* begin Listed records *
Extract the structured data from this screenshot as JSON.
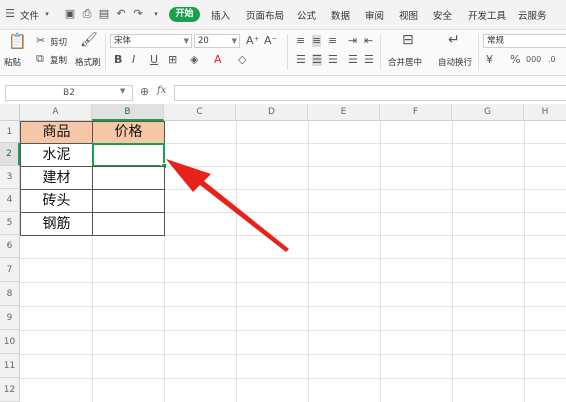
{
  "menubar": {
    "file": "文件",
    "tabs": [
      "开始",
      "插入",
      "页面布局",
      "公式",
      "数据",
      "审阅",
      "视图",
      "安全",
      "开发工具",
      "云服务"
    ]
  },
  "ribbon": {
    "paste": "粘贴",
    "cut": "剪切",
    "copy": "复制",
    "format_painter": "格式刷",
    "font_name": "宋体",
    "font_size": "20",
    "merge_center": "合并居中",
    "wrap_text": "自动换行",
    "number_format": "常规"
  },
  "formula_bar": {
    "name_box": "B2",
    "fx": "fx"
  },
  "sheet": {
    "columns": [
      "A",
      "B",
      "C",
      "D",
      "E",
      "F",
      "G",
      "H"
    ],
    "rows": [
      "1",
      "2",
      "3",
      "4",
      "5",
      "6",
      "7",
      "8",
      "9",
      "10",
      "11",
      "12"
    ],
    "selected_cell": "B2",
    "table": {
      "headers": [
        "商品",
        "价格"
      ],
      "items": [
        "水泥",
        "建材",
        "砖头",
        "钢筋"
      ]
    }
  },
  "colors": {
    "accent": "#1aa04c",
    "header_fill": "#f6c7a7",
    "arrow": "#e8221b"
  }
}
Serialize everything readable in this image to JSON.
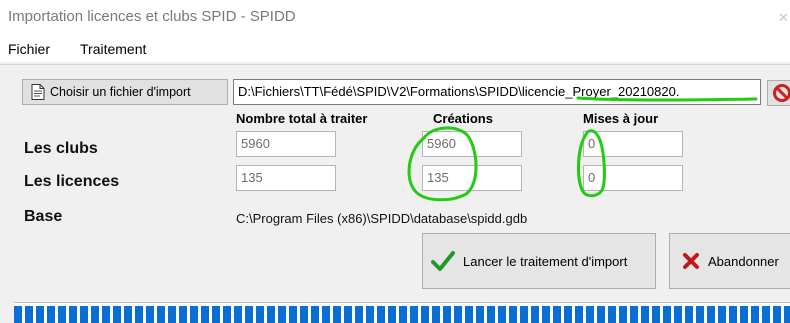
{
  "window": {
    "title": "Importation licences et clubs SPID - SPIDD"
  },
  "menu": {
    "items": [
      "Fichier",
      "Traitement"
    ]
  },
  "import": {
    "choose_button_label": "Choisir un fichier d'import",
    "file_path": "D:\\Fichiers\\TT\\Fédé\\SPID\\V2\\Formations\\SPIDD\\licencie_Proyer_20210820."
  },
  "columns": {
    "total": "Nombre total à traiter",
    "creations": "Créations",
    "updates": "Mises à jour"
  },
  "rows": {
    "clubs": {
      "label": "Les clubs",
      "total": "5960",
      "creations": "5960",
      "updates": "0"
    },
    "licences": {
      "label": "Les licences",
      "total": "135",
      "creations": "135",
      "updates": "0"
    }
  },
  "base": {
    "label": "Base",
    "value": "C:\\Program Files (x86)\\SPIDD\\database\\spidd.gdb"
  },
  "actions": {
    "launch_label": "Lancer le traitement d'import",
    "abandon_label": "Abandonner"
  },
  "progress": {
    "fraction": 1.0
  },
  "icons": {
    "file": "file-icon",
    "cancel": "no-entry-icon",
    "check": "green-check-icon",
    "cross": "red-cross-icon"
  },
  "colors": {
    "annotation": "#22cc11",
    "progress": "#0a6fd4",
    "check": "#1f9a2a",
    "cross": "#c0191b"
  }
}
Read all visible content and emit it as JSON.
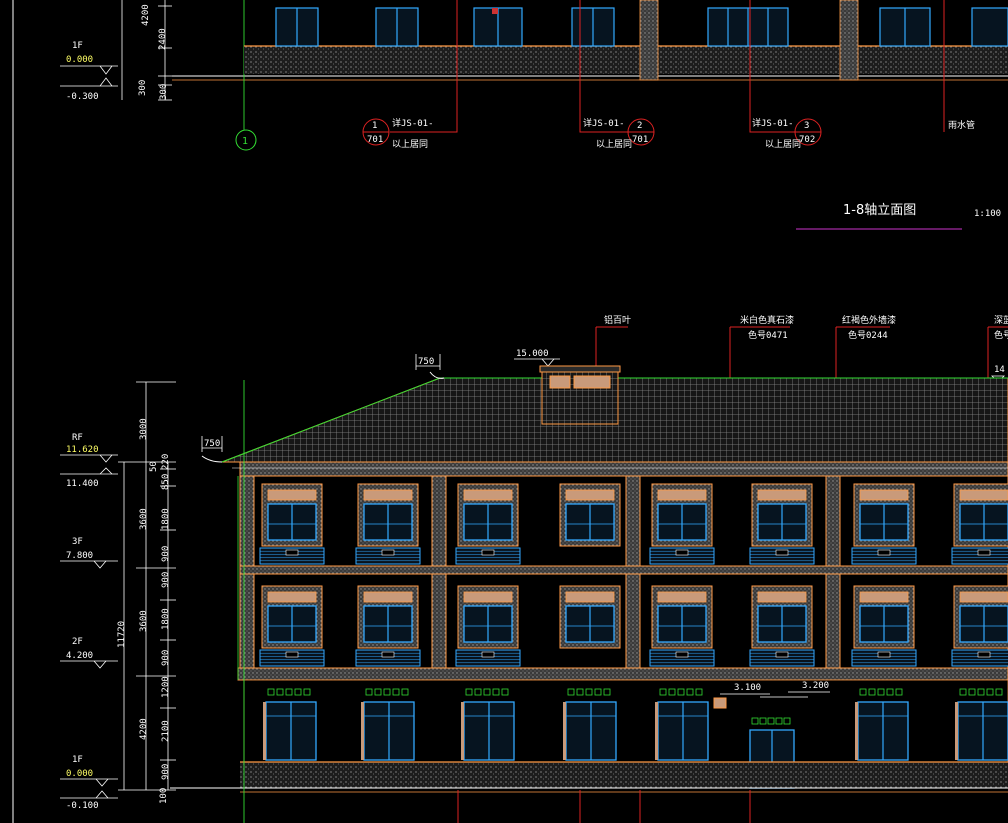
{
  "top_section": {
    "level_left": {
      "floor": "1F",
      "value": "0.000",
      "below": "-0.300"
    },
    "dims": [
      "4200",
      "2400",
      "300",
      "300"
    ],
    "axis": "1",
    "callouts": [
      {
        "ref": "详JS-01-",
        "num": "1",
        "sheet": "701",
        "note": "以上居同"
      },
      {
        "ref": "详JS-01-",
        "num": "2",
        "sheet": "701",
        "note": "以上居同"
      },
      {
        "ref": "详JS-01-",
        "num": "3",
        "sheet": "702",
        "note": "以上居同"
      }
    ],
    "drain_label": "雨水管"
  },
  "title": {
    "text": "1-8轴立面图",
    "scale": "1:100"
  },
  "elevation": {
    "labels": {
      "louver": "铝百叶",
      "stone_paint": "米白色真石漆",
      "stone_color": "色号0471",
      "red_paint": "红褐色外墙漆",
      "red_color": "色号0244",
      "deep_partial": "深蓝",
      "deep_color_partial": "色号"
    },
    "ridge_level": "15.000",
    "partial_level": "14",
    "eave_offsets": [
      "750",
      "750"
    ],
    "entrance_levels": [
      "3.100",
      "3.200"
    ],
    "left_dims": {
      "total": "11720",
      "roof": "3000",
      "floor3": "3600",
      "floor2": "3600",
      "floor1": "4200",
      "parapet": [
        "50",
        "220"
      ],
      "sub3": [
        "850",
        "1800",
        "900"
      ],
      "sub2": [
        "900",
        "1800",
        "900"
      ],
      "sub1": [
        "1200",
        "2100",
        "900"
      ],
      "base": "100"
    },
    "levels": [
      {
        "floor": "RF",
        "value": "11.620",
        "second": "11.400"
      },
      {
        "floor": "3F",
        "value": "7.800"
      },
      {
        "floor": "2F",
        "value": "4.200"
      },
      {
        "floor": "1F",
        "value": "0.000",
        "second": "-0.100"
      }
    ]
  }
}
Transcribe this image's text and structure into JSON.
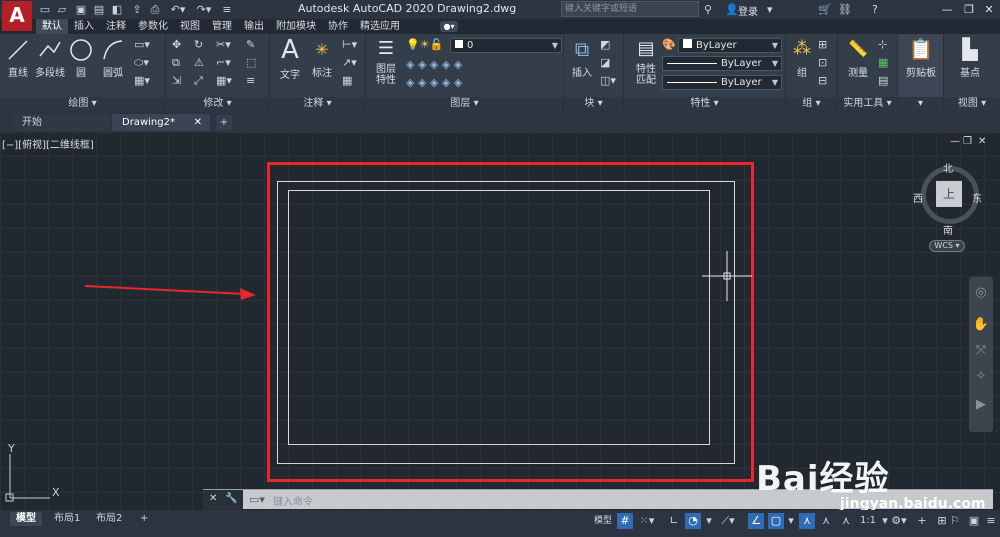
{
  "app": {
    "logo_letter": "A",
    "title": "Autodesk AutoCAD 2020    Drawing2.dwg",
    "search_placeholder": "键入关键字或短语",
    "login": "登录"
  },
  "ribbon_tabs": [
    "默认",
    "插入",
    "注释",
    "参数化",
    "视图",
    "管理",
    "输出",
    "附加模块",
    "协作",
    "精选应用"
  ],
  "active_tab": "默认",
  "panels": {
    "draw": {
      "title": "绘图",
      "tools": [
        "直线",
        "多段线",
        "圆",
        "圆弧"
      ]
    },
    "modify": {
      "title": "修改"
    },
    "annotation": {
      "title": "注释",
      "tools": [
        "文字",
        "标注"
      ]
    },
    "layers": {
      "title": "图层",
      "tool": "图层\n特性",
      "current_layer": "0"
    },
    "block": {
      "title": "块",
      "tool": "插入"
    },
    "properties": {
      "title": "特性",
      "tool": "特性\n匹配",
      "color": "ByLayer",
      "linetype": "ByLayer",
      "lineweight": "ByLayer"
    },
    "groups": {
      "title": "组",
      "tool": "组"
    },
    "utilities": {
      "title": "实用工具",
      "tool": "测量"
    },
    "clipboard": {
      "title": "剪贴板"
    },
    "view": {
      "title": "视图",
      "tool": "基点"
    }
  },
  "doc_tabs": {
    "start": "开始",
    "drawing": "Drawing2*"
  },
  "viewport": {
    "label": "[−][俯视][二维线框]"
  },
  "viewcube": {
    "north": "北",
    "south": "南",
    "east": "东",
    "west": "西",
    "face": "上",
    "wcs": "WCS"
  },
  "command": {
    "placeholder": "键入命令"
  },
  "layout_tabs": [
    "模型",
    "布局1",
    "布局2"
  ],
  "status": {
    "model": "模型",
    "scale": "1:1"
  },
  "watermark": {
    "text": "Bai经验",
    "url": "jingyan.baidu.com"
  },
  "colors": {
    "highlight_box": "#e8262b",
    "arrow": "#e8262b",
    "accent": "#2e6cb5"
  }
}
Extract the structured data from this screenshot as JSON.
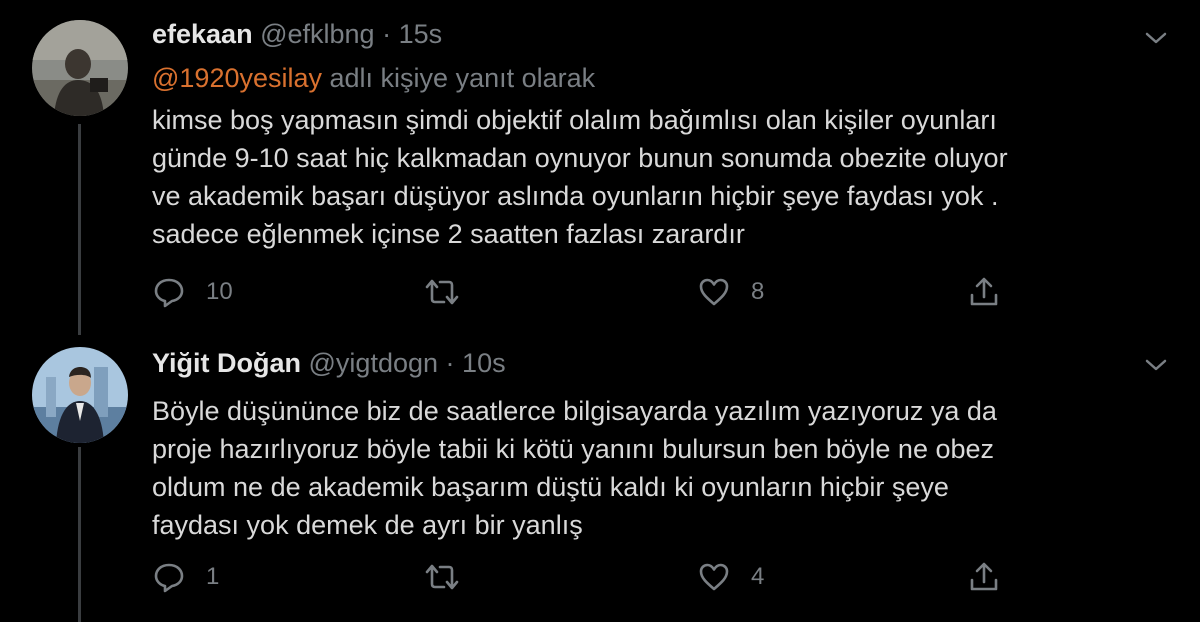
{
  "colors": {
    "background": "#000000",
    "text": "#d9d9d9",
    "secondary": "#7a7f84",
    "mention": "#d9712f",
    "thread_line": "#3a3d40"
  },
  "tweets": [
    {
      "display_name": "efekaan",
      "handle": "@efklbng",
      "separator": "·",
      "time": "15s",
      "reply_mention": "@1920yesilay",
      "reply_suffix": " adlı kişiye yanıt olarak",
      "body_lines": [
        "kimse boş yapmasın şimdi objektif olalım bağımlısı olan kişiler oyunları",
        "günde 9-10 saat hiç kalkmadan oynuyor bunun sonumda obezite oluyor",
        "ve akademik başarı düşüyor aslında oyunların hiçbir şeye faydası yok .",
        "sadece eğlenmek içinse 2 saatten fazlası zarardır"
      ],
      "replies": "10",
      "retweets": "",
      "likes": "8",
      "icons": {
        "reply": "reply-icon",
        "retweet": "retweet-icon",
        "like": "heart-icon",
        "share": "share-icon",
        "menu": "chevron-down-icon"
      }
    },
    {
      "display_name": "Yiğit Doğan",
      "handle": "@yigtdogn",
      "separator": "·",
      "time": "10s",
      "body_lines": [
        "Böyle düşününce biz de saatlerce bilgisayarda yazılım yazıyoruz ya da",
        "proje hazırlıyoruz böyle tabii ki kötü yanını bulursun  ben böyle ne obez",
        "oldum ne de akademik başarım düştü kaldı ki oyunların hiçbir şeye",
        "faydası yok demek de ayrı bir yanlış"
      ],
      "replies": "1",
      "retweets": "",
      "likes": "4",
      "icons": {
        "reply": "reply-icon",
        "retweet": "retweet-icon",
        "like": "heart-icon",
        "share": "share-icon",
        "menu": "chevron-down-icon"
      }
    }
  ]
}
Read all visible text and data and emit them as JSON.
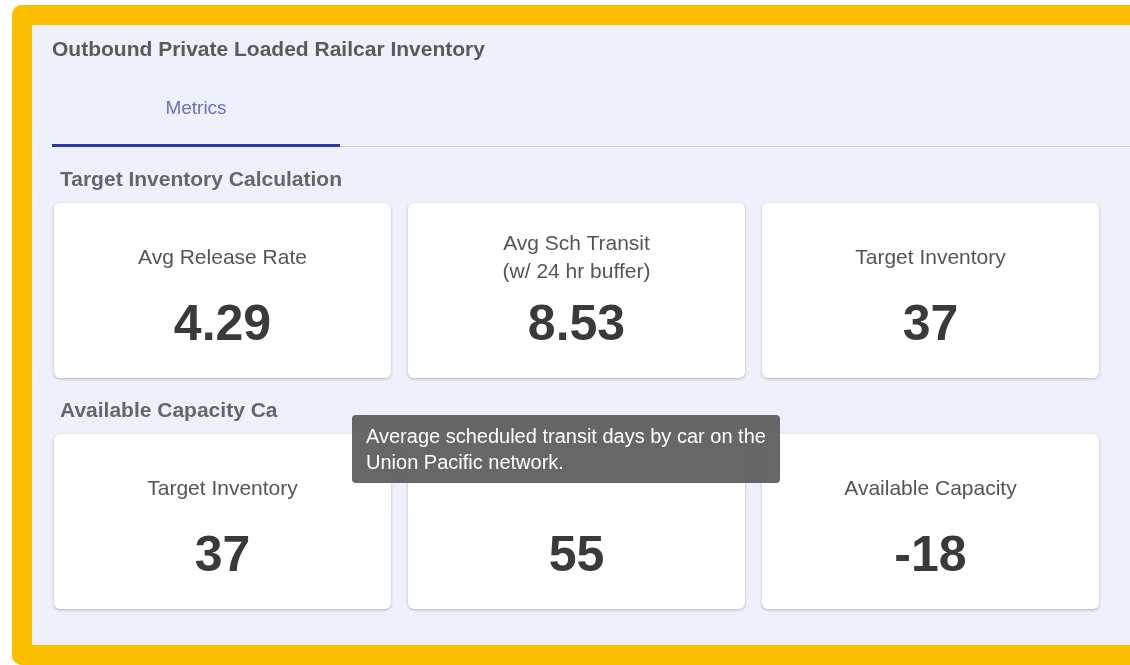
{
  "panel": {
    "title": "Outbound Private Loaded Railcar Inventory"
  },
  "tabs": [
    {
      "label": "Metrics",
      "selected": true
    }
  ],
  "sections": [
    {
      "title": "Target Inventory Calculation",
      "cards": [
        {
          "label": "Avg Release Rate",
          "value": "4.29"
        },
        {
          "label": "Avg Sch Transit\n(w/ 24 hr buffer)",
          "value": "8.53"
        },
        {
          "label": "Target Inventory",
          "value": "37"
        }
      ]
    },
    {
      "title": "Available Capacity Ca",
      "cards": [
        {
          "label": "Target Inventory",
          "value": "37"
        },
        {
          "value": "55"
        },
        {
          "label": "Available Capacity",
          "value": "-18"
        }
      ]
    }
  ],
  "tooltip": {
    "text": "Average scheduled transit days by car on the Union Pacific network."
  }
}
* end Listed records *
Out of the material above, select every line that holds the string "hiçbir".

        "ve akademik başarı düşüyor aslında oyunların hiçbir şeye faydası yok .",
        "oldum ne de akademik başarım düştü kaldı ki oyunların hiçbir şeye",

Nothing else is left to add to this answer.